Show every line in the records below that contains the word "name".

+++ Data for this task

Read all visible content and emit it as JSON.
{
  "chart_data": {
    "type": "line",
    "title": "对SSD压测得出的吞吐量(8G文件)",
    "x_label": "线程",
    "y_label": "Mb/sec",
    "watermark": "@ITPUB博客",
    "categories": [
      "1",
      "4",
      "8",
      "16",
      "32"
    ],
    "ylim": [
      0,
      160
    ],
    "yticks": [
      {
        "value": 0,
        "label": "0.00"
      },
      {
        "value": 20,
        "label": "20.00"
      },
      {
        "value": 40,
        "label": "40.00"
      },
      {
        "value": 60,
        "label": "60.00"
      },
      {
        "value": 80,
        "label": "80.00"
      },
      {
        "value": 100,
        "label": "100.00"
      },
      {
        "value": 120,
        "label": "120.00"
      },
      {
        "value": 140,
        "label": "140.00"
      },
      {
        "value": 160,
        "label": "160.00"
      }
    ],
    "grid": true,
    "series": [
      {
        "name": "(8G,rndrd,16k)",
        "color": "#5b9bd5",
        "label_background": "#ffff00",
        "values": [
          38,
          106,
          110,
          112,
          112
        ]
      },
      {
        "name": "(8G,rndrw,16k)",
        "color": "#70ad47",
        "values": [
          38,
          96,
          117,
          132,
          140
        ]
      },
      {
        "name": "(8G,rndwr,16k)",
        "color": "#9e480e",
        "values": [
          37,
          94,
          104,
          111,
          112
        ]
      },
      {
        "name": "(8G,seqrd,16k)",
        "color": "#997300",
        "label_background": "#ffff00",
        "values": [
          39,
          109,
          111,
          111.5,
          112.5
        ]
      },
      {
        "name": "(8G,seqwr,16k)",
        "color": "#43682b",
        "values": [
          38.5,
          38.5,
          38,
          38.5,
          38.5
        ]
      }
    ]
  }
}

++++++

*Complete output*:
        "name": "(8G,rndrd,16k)",
        "name": "(8G,rndrw,16k)",
        "name": "(8G,rndwr,16k)",
        "name": "(8G,seqrd,16k)",
        "name": "(8G,seqwr,16k)",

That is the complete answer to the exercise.